Saved entries
········
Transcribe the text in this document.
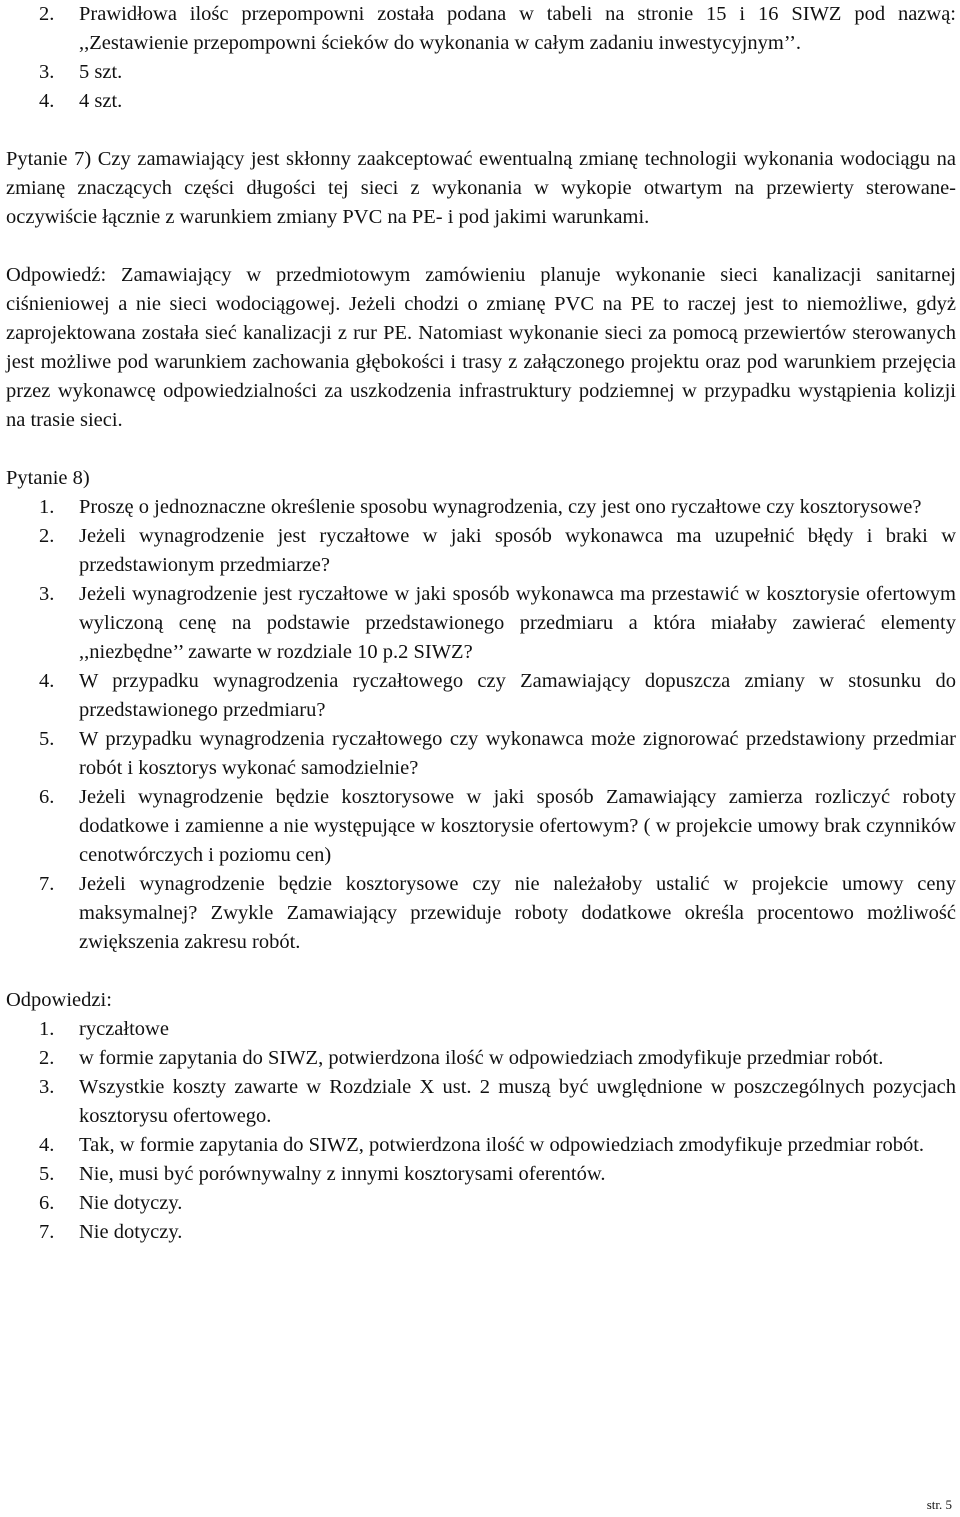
2. Prawidłowa ilośc przepompowni została podana w tabeli na stronie 15 i 16 SIWZ pod nazwą: ,,Zestawienie przepompowni ścieków do wykonania w całym zadaniu inwestycyjnym’’.

3. 5 szt.

4. 4 szt.

Pytanie 7) Czy zamawiający jest skłonny zaakceptować ewentualną zmianę technologii wykonania wodociągu na zmianę znaczących części długości tej sieci z wykonania w wykopie otwartym na przewierty sterowane- oczywiście łącznie z warunkiem zmiany PVC na PE- i pod jakimi warunkami.

Odpowiedź: Zamawiający w przedmiotowym zamówieniu planuje wykonanie sieci kanalizacji sanitarnej ciśnieniowej a nie sieci wodociągowej. Jeżeli chodzi o zmianę PVC na PE to raczej jest to niemożliwe, gdyż zaprojektowana została sieć kanalizacji z rur PE. Natomiast wykonanie sieci za pomocą przewiertów sterowanych jest możliwe pod warunkiem zachowania głębokości i trasy z załączonego projektu oraz pod warunkiem przejęcia przez wykonawcę odpowiedzialności za uszkodzenia infrastruktury podziemnej w przypadku wystąpienia kolizji na trasie sieci.

Pytanie 8)

1. Proszę o jednoznaczne określenie sposobu wynagrodzenia, czy jest ono ryczałtowe czy kosztorysowe?

2. Jeżeli wynagrodzenie jest ryczałtowe w jaki sposób wykonawca ma uzupełnić błędy i braki w przedstawionym przedmiarze?

3. Jeżeli wynagrodzenie jest ryczałtowe w jaki sposób wykonawca ma przestawić w kosztorysie ofertowym wyliczoną cenę na podstawie przedstawionego przedmiaru a która miałaby zawierać elementy ,,niezbędne’’ zawarte w rozdziale 10 p.2 SIWZ?

4. W przypadku wynagrodzenia ryczałtowego czy Zamawiający dopuszcza zmiany w stosunku do przedstawionego przedmiaru?

5. W przypadku wynagrodzenia ryczałtowego czy wykonawca może zignorować przedstawiony przedmiar robót i kosztorys wykonać samodzielnie?

6. Jeżeli wynagrodzenie będzie kosztorysowe w jaki sposób Zamawiający zamierza rozliczyć roboty dodatkowe i zamienne a nie występujące w kosztorysie ofertowym? ( w projekcie umowy brak czynników cenotwórczych i poziomu cen)

7. Jeżeli wynagrodzenie będzie kosztorysowe czy nie należałoby ustalić w projekcie umowy ceny maksymalnej? Zwykle Zamawiający przewiduje roboty dodatkowe określa procentowo możliwość zwiększenia zakresu robót.

Odpowiedzi:

1. ryczałtowe

2. w formie zapytania do SIWZ, potwierdzona ilość w odpowiedziach zmodyfikuje przedmiar robót.

3. Wszystkie koszty zawarte w Rozdziale X ust. 2 muszą być uwględnione w poszczególnych pozycjach kosztorysu ofertowego.

4. Tak, w formie zapytania do SIWZ, potwierdzona ilość w odpowiedziach zmodyfikuje przedmiar robót.

5. Nie, musi być porównywalny z innymi kosztorysami oferentów.

6. Nie dotyczy.

7. Nie dotyczy.

str. 5
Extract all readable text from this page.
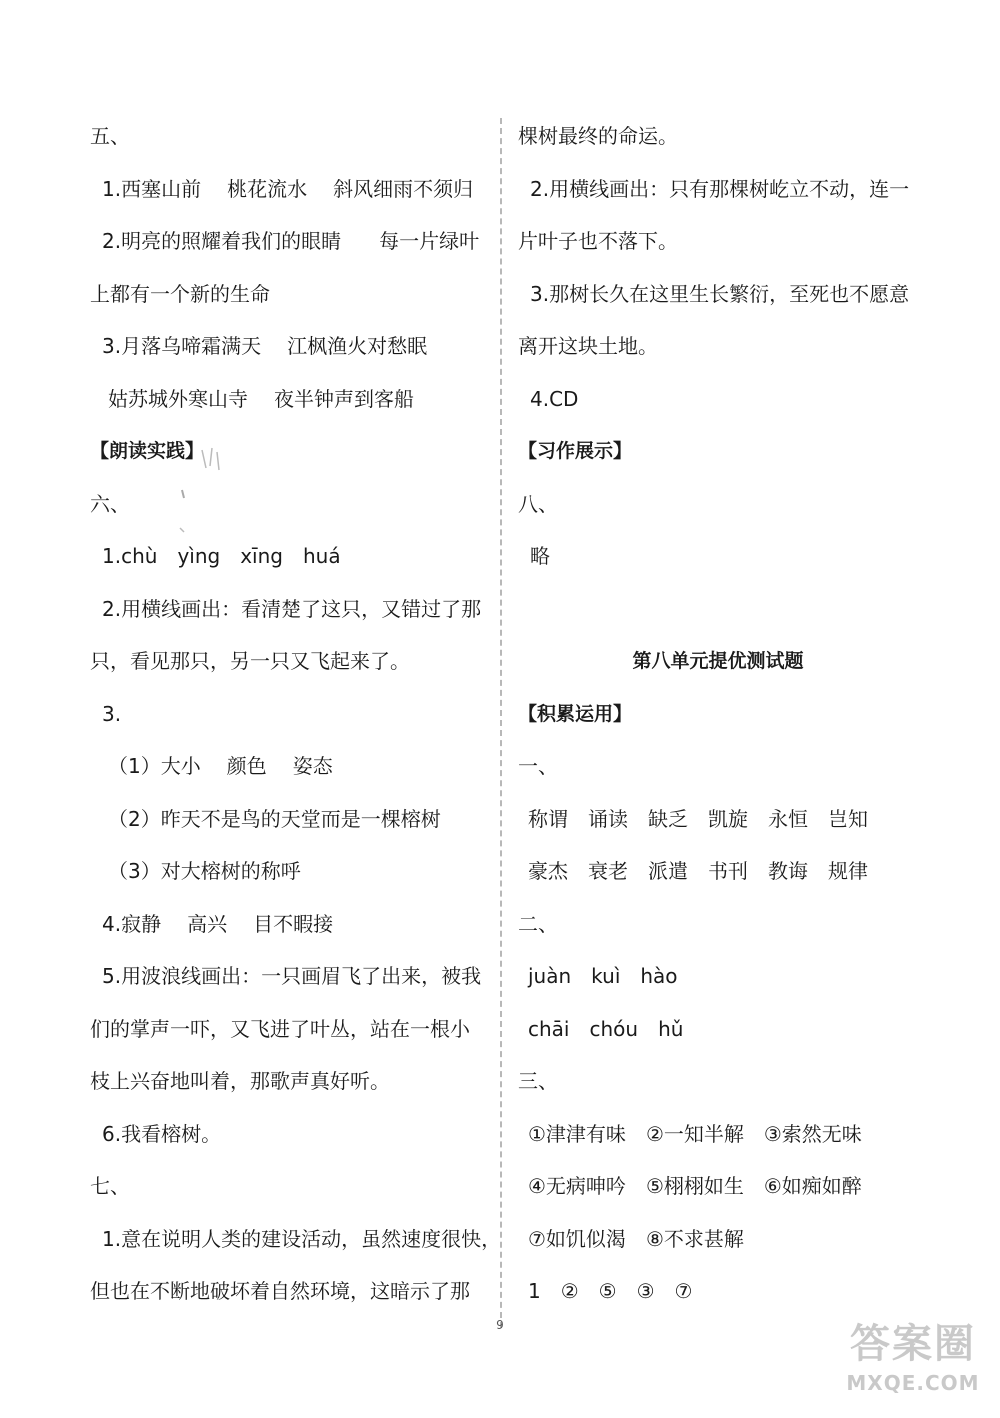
五、
1.西塞山前 桃花流水 斜风细雨不须归
2.明亮的照耀着我们的眼睛 每一片绿叶
上都有一个新的生命
3.月落乌啼霜满天 江枫渔火对愁眠
姑苏城外寒山寺 夜半钟声到客船
【朗读实践】
六、
1.chù yìng xīng huá
2.用横线画出：看清楚了这只，又错过了那
只，看见那只，另一只又飞起来了。
3.
（1）大小 颜色 姿态
（2）昨天不是鸟的天堂而是一棵榕树
（3）对大榕树的称呼
4.寂静 高兴 目不暇接
5.用波浪线画出：一只画眉飞了出来，被我
们的掌声一吓，又飞进了叶丛，站在一根小
枝上兴奋地叫着，那歌声真好听。
6.我看榕树。
七、
1.意在说明人类的建设活动，虽然速度很快，
但也在不断地破坏着自然环境，这暗示了那
棵树最终的命运。
2.用横线画出：只有那棵树屹立不动，连一
片叶子也不落下。
3.那树长久在这里生长繁衍，至死也不愿意
离开这块土地。
4.CD
【习作展示】
八、
略
第八单元提优测试题
【积累运用】
一、
称谓 诵读 缺乏 凯旋 永恒 岂知
豪杰 衰老 派遣 书刊 教诲 规律
二、
juàn kuì hào
chāi chóu hǔ
三、
①津津有味 ②一知半解 ③索然无味
④无病呻吟 ⑤栩栩如生 ⑥如痴如醉
⑦如饥似渴 ⑧不求甚解
1 ② ⑤ ③ ⑦
9	答案圈
MXQE.COM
········
**YOUR GOAL**
Each entry must be retyped word for word, with every image omitted.

**WRITTEN RESPONSE**
Transcribe the text in this document.
2. Prawidłowa ilośc przepompowni została podana w tabeli na stronie 15 i 16 SIWZ pod nazwą: ,,Zestawienie przepompowni ścieków do wykonania w całym zadaniu inwestycyjnym’’.

3. 5 szt.

4. 4 szt.

Pytanie 7) Czy zamawiający jest skłonny zaakceptować ewentualną zmianę technologii wykonania wodociągu na zmianę znaczących części długości tej sieci z wykonania w wykopie otwartym na przewierty sterowane- oczywiście łącznie z warunkiem zmiany PVC na PE- i pod jakimi warunkami.

Odpowiedź: Zamawiający w przedmiotowym zamówieniu planuje wykonanie sieci kanalizacji sanitarnej ciśnieniowej a nie sieci wodociągowej. Jeżeli chodzi o zmianę PVC na PE to raczej jest to niemożliwe, gdyż zaprojektowana została sieć kanalizacji z rur PE. Natomiast wykonanie sieci za pomocą przewiertów sterowanych jest możliwe pod warunkiem zachowania głębokości i trasy z załączonego projektu oraz pod warunkiem przejęcia przez wykonawcę odpowiedzialności za uszkodzenia infrastruktury podziemnej w przypadku wystąpienia kolizji na trasie sieci.

Pytanie 8)

1. Proszę o jednoznaczne określenie sposobu wynagrodzenia, czy jest ono ryczałtowe czy kosztorysowe?

2. Jeżeli wynagrodzenie jest ryczałtowe w jaki sposób wykonawca ma uzupełnić błędy i braki w przedstawionym przedmiarze?

3. Jeżeli wynagrodzenie jest ryczałtowe w jaki sposób wykonawca ma przestawić w kosztorysie ofertowym wyliczoną cenę na podstawie przedstawionego przedmiaru a która miałaby zawierać elementy ,,niezbędne’’ zawarte w rozdziale 10 p.2 SIWZ?

4. W przypadku wynagrodzenia ryczałtowego czy Zamawiający dopuszcza zmiany w stosunku do przedstawionego przedmiaru?

5. W przypadku wynagrodzenia ryczałtowego czy wykonawca może zignorować przedstawiony przedmiar robót i kosztorys wykonać samodzielnie?

6. Jeżeli wynagrodzenie będzie kosztorysowe w jaki sposób Zamawiający zamierza rozliczyć roboty dodatkowe i zamienne a nie występujące w kosztorysie ofertowym? ( w projekcie umowy brak czynników cenotwórczych i poziomu cen)

7. Jeżeli wynagrodzenie będzie kosztorysowe czy nie należałoby ustalić w projekcie umowy ceny maksymalnej? Zwykle Zamawiający przewiduje roboty dodatkowe określa procentowo możliwość zwiększenia zakresu robót.

Odpowiedzi:

1. ryczałtowe

2. w formie zapytania do SIWZ, potwierdzona ilość w odpowiedziach zmodyfikuje przedmiar robót.

3. Wszystkie koszty zawarte w Rozdziale X ust. 2 muszą być uwględnione w poszczególnych pozycjach kosztorysu ofertowego.

4. Tak, w formie zapytania do SIWZ, potwierdzona ilość w odpowiedziach zmodyfikuje przedmiar robót.

5. Nie, musi być porównywalny z innymi kosztorysami oferentów.

6. Nie dotyczy.

7. Nie dotyczy.

str. 5
Extract all readable text from this page.
五、
1.西塞山前 桃花流水 斜风细雨不须归
2.明亮的照耀着我们的眼睛 每一片绿叶
上都有一个新的生命
3.月落乌啼霜满天 江枫渔火对愁眠
姑苏城外寒山寺 夜半钟声到客船
【朗读实践】
六、
1.chù yìng xīng huá
2.用横线画出：看清楚了这只，又错过了那
只，看见那只，另一只又飞起来了。
3.
（1）大小 颜色 姿态
（2）昨天不是鸟的天堂而是一棵榕树
（3）对大榕树的称呼
4.寂静 高兴 目不暇接
5.用波浪线画出：一只画眉飞了出来，被我
们的掌声一吓，又飞进了叶丛，站在一根小
枝上兴奋地叫着，那歌声真好听。
6.我看榕树。
七、
1.意在说明人类的建设活动，虽然速度很快，
但也在不断地破坏着自然环境，这暗示了那
棵树最终的命运。
2.用横线画出：只有那棵树屹立不动，连一
片叶子也不落下。
3.那树长久在这里生长繁衍，至死也不愿意
离开这块土地。
4.CD
【习作展示】
八、
略
第八单元提优测试题
【积累运用】
一、
称谓 诵读 缺乏 凯旋 永恒 岂知
豪杰 衰老 派遣 书刊 教诲 规律
二、
juàn kuì hào
chāi chóu hǔ
三、
①津津有味 ②一知半解 ③索然无味
④无病呻吟 ⑤栩栩如生 ⑥如痴如醉
⑦如饥似渴 ⑧不求甚解
1 ② ⑤ ③ ⑦
9	答案圈
MXQE.COM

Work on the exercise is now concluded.